__WHAT IS REQUIRED__
Reproduce the records below exactly as given.

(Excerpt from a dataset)
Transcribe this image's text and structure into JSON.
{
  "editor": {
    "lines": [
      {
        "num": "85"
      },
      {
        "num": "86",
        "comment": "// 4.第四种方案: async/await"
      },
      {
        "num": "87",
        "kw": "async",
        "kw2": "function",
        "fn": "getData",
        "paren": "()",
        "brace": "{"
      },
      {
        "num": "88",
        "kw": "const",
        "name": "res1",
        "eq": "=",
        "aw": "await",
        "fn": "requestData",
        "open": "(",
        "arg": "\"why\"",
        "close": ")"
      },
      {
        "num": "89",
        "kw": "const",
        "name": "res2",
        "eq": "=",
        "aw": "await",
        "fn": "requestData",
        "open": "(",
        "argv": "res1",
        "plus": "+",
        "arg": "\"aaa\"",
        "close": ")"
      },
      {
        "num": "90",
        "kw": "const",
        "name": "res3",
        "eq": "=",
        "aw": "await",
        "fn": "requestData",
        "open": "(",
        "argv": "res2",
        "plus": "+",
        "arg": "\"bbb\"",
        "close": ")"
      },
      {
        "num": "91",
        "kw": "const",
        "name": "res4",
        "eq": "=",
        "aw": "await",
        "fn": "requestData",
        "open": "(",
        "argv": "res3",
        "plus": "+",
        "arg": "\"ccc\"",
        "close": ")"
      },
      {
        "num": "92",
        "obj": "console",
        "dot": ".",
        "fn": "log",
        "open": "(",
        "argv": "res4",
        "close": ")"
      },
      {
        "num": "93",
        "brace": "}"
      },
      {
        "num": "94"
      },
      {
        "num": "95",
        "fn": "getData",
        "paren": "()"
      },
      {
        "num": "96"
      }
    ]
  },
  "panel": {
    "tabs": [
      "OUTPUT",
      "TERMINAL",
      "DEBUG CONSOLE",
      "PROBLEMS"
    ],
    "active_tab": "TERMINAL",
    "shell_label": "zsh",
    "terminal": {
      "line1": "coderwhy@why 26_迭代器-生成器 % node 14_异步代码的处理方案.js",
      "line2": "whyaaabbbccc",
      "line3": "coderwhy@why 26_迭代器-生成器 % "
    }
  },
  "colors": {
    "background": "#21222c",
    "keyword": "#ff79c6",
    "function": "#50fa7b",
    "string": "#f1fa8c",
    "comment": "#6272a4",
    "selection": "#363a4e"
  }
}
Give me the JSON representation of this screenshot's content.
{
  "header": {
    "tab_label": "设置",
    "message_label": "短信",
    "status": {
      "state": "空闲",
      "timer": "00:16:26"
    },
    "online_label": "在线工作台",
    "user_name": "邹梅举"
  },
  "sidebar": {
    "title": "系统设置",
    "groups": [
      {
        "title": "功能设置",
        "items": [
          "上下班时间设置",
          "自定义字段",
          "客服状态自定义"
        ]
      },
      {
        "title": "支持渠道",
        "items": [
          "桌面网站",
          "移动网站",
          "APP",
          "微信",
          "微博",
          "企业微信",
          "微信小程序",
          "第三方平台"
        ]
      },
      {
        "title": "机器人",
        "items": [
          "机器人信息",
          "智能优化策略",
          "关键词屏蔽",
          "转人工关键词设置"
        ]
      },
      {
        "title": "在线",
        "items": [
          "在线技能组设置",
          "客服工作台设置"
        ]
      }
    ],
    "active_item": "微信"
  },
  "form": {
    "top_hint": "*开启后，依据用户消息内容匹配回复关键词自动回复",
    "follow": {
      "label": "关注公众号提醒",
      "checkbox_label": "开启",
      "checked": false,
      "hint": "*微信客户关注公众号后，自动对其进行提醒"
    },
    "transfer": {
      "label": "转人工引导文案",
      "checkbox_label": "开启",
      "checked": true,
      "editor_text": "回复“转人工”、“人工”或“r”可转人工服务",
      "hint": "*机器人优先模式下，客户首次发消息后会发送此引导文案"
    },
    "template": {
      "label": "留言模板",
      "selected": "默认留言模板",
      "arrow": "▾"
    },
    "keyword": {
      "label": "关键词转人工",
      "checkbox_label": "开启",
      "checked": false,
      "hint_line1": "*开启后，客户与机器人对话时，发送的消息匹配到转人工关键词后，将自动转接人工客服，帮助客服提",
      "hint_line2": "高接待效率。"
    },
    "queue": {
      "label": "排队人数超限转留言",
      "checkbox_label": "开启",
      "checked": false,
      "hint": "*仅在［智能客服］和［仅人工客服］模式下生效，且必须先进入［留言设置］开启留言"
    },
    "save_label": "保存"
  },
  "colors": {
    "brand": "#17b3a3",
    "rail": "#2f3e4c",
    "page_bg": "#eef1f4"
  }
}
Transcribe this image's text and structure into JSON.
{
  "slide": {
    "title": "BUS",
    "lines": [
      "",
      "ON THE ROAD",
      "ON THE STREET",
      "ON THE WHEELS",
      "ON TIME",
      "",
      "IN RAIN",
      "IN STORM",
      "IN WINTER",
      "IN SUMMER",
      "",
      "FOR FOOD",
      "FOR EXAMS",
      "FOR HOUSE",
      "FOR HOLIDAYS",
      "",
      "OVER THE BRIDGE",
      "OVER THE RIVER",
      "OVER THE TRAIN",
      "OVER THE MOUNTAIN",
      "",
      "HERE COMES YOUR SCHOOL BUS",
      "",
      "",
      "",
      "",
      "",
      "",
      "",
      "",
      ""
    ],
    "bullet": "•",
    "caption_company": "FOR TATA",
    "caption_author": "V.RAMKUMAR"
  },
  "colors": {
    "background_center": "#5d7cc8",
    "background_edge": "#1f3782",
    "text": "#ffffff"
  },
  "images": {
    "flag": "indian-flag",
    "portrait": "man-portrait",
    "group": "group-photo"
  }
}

__RESULT OF THE TASK__
Transcribe this image's text and structure into JSON.
{
  "editor": {
    "lines": [
      {
        "num": "85"
      },
      {
        "num": "86",
        "comment": "// 4.第四种方案: async/await"
      },
      {
        "num": "87",
        "kw": "async",
        "kw2": "function",
        "fn": "getData",
        "paren": "()",
        "brace": "{"
      },
      {
        "num": "88",
        "kw": "const",
        "name": "res1",
        "eq": "=",
        "aw": "await",
        "fn": "requestData",
        "open": "(",
        "arg": "\"why\"",
        "close": ")"
      },
      {
        "num": "89",
        "kw": "const",
        "name": "res2",
        "eq": "=",
        "aw": "await",
        "fn": "requestData",
        "open": "(",
        "argv": "res1",
        "plus": "+",
        "arg": "\"aaa\"",
        "close": ")"
      },
      {
        "num": "90",
        "kw": "const",
        "name": "res3",
        "eq": "=",
        "aw": "await",
        "fn": "requestData",
        "open": "(",
        "argv": "res2",
        "plus": "+",
        "arg": "\"bbb\"",
        "close": ")"
      },
      {
        "num": "91",
        "kw": "const",
        "name": "res4",
        "eq": "=",
        "aw": "await",
        "fn": "requestData",
        "open": "(",
        "argv": "res3",
        "plus": "+",
        "arg": "\"ccc\"",
        "close": ")"
      },
      {
        "num": "92",
        "obj": "console",
        "dot": ".",
        "fn": "log",
        "open": "(",
        "argv": "res4",
        "close": ")"
      },
      {
        "num": "93",
        "brace": "}"
      },
      {
        "num": "94"
      },
      {
        "num": "95",
        "fn": "getData",
        "paren": "()"
      },
      {
        "num": "96"
      }
    ]
  },
  "panel": {
    "tabs": [
      "OUTPUT",
      "TERMINAL",
      "DEBUG CONSOLE",
      "PROBLEMS"
    ],
    "active_tab": "TERMINAL",
    "shell_label": "zsh",
    "terminal": {
      "line1": "coderwhy@why 26_迭代器-生成器 % node 14_异步代码的处理方案.js",
      "line2": "whyaaabbbccc",
      "line3": "coderwhy@why 26_迭代器-生成器 % "
    }
  },
  "colors": {
    "background": "#21222c",
    "keyword": "#ff79c6",
    "function": "#50fa7b",
    "string": "#f1fa8c",
    "comment": "#6272a4",
    "selection": "#363a4e"
  }
}
Give me the JSON representation of this screenshot's content.
{
  "header": {
    "tab_label": "设置",
    "message_label": "短信",
    "status": {
      "state": "空闲",
      "timer": "00:16:26"
    },
    "online_label": "在线工作台",
    "user_name": "邹梅举"
  },
  "sidebar": {
    "title": "系统设置",
    "groups": [
      {
        "title": "功能设置",
        "items": [
          "上下班时间设置",
          "自定义字段",
          "客服状态自定义"
        ]
      },
      {
        "title": "支持渠道",
        "items": [
          "桌面网站",
          "移动网站",
          "APP",
          "微信",
          "微博",
          "企业微信",
          "微信小程序",
          "第三方平台"
        ]
      },
      {
        "title": "机器人",
        "items": [
          "机器人信息",
          "智能优化策略",
          "关键词屏蔽",
          "转人工关键词设置"
        ]
      },
      {
        "title": "在线",
        "items": [
          "在线技能组设置",
          "客服工作台设置"
        ]
      }
    ],
    "active_item": "微信"
  },
  "form": {
    "top_hint": "*开启后，依据用户消息内容匹配回复关键词自动回复",
    "follow": {
      "label": "关注公众号提醒",
      "checkbox_label": "开启",
      "checked": false,
      "hint": "*微信客户关注公众号后，自动对其进行提醒"
    },
    "transfer": {
      "label": "转人工引导文案",
      "checkbox_label": "开启",
      "checked": true,
      "editor_text": "回复“转人工”、“人工”或“r”可转人工服务",
      "hint": "*机器人优先模式下，客户首次发消息后会发送此引导文案"
    },
    "template": {
      "label": "留言模板",
      "selected": "默认留言模板",
      "arrow": "▾"
    },
    "keyword": {
      "label": "关键词转人工",
      "checkbox_label": "开启",
      "checked": false,
      "hint_line1": "*开启后，客户与机器人对话时，发送的消息匹配到转人工关键词后，将自动转接人工客服，帮助客服提",
      "hint_line2": "高接待效率。"
    },
    "queue": {
      "label": "排队人数超限转留言",
      "checkbox_label": "开启",
      "checked": false,
      "hint": "*仅在［智能客服］和［仅人工客服］模式下生效，且必须先进入［留言设置］开启留言"
    },
    "save_label": "保存"
  },
  "colors": {
    "brand": "#17b3a3",
    "rail": "#2f3e4c",
    "page_bg": "#eef1f4"
  }
}
Transcribe this image's text and structure into JSON.
{
  "slide": {
    "title": "BUS",
    "lines": [
      "",
      "ON THE ROAD",
      "ON THE STREET",
      "ON THE WHEELS",
      "ON TIME",
      "",
      "IN RAIN",
      "IN STORM",
      "IN WINTER",
      "IN SUMMER",
      "",
      "FOR FOOD",
      "FOR EXAMS",
      "FOR HOUSE",
      "FOR HOLIDAYS",
      "",
      "OVER THE BRIDGE",
      "OVER THE RIVER",
      "OVER THE TRAIN",
      "OVER THE MOUNTAIN",
      "",
      "HERE COMES YOUR SCHOOL BUS",
      "",
      "",
      "",
      "",
      "",
      "",
      "",
      "",
      ""
    ],
    "bullet": "•",
    "caption_company": "FOR TATA",
    "caption_author": "V.RAMKUMAR"
  },
  "colors": {
    "background_center": "#5d7cc8",
    "background_edge": "#1f3782",
    "text": "#ffffff"
  },
  "images": {
    "flag": "indian-flag",
    "portrait": "man-portrait",
    "group": "group-photo"
  }
}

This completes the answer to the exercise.